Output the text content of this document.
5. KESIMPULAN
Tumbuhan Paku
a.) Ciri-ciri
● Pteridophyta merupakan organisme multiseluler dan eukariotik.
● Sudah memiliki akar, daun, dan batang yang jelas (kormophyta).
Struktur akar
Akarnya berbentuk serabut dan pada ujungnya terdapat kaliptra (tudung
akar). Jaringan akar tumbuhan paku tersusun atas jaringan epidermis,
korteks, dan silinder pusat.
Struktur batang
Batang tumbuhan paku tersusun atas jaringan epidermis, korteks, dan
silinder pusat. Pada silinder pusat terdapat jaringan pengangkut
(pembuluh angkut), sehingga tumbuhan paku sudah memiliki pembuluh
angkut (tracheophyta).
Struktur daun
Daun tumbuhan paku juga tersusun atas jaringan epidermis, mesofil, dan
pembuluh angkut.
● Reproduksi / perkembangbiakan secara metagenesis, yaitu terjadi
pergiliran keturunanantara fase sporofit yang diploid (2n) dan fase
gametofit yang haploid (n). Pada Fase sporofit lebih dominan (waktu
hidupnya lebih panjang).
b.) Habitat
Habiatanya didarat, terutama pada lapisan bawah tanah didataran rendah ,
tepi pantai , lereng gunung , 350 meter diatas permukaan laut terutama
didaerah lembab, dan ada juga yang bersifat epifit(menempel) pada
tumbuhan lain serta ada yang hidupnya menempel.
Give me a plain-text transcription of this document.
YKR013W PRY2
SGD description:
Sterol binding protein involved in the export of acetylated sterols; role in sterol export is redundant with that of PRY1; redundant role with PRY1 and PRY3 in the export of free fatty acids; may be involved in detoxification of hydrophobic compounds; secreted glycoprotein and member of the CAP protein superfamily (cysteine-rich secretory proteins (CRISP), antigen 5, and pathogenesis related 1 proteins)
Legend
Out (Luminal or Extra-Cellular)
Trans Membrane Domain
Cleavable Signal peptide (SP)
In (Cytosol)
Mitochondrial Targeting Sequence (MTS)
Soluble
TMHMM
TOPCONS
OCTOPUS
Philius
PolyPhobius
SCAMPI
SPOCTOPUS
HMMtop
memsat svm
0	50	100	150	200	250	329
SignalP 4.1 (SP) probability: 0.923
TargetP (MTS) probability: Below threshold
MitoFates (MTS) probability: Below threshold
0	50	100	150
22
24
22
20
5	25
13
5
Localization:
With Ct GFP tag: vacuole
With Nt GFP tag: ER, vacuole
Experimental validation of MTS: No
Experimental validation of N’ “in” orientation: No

----

If a line in the data above holds the string "terdapat", report that line.

Akarnya berbentuk serabut dan pada ujungnya terdapat kaliptra (tudung
silinder pusat. Pada silinder pusat terdapat jaringan pengangkut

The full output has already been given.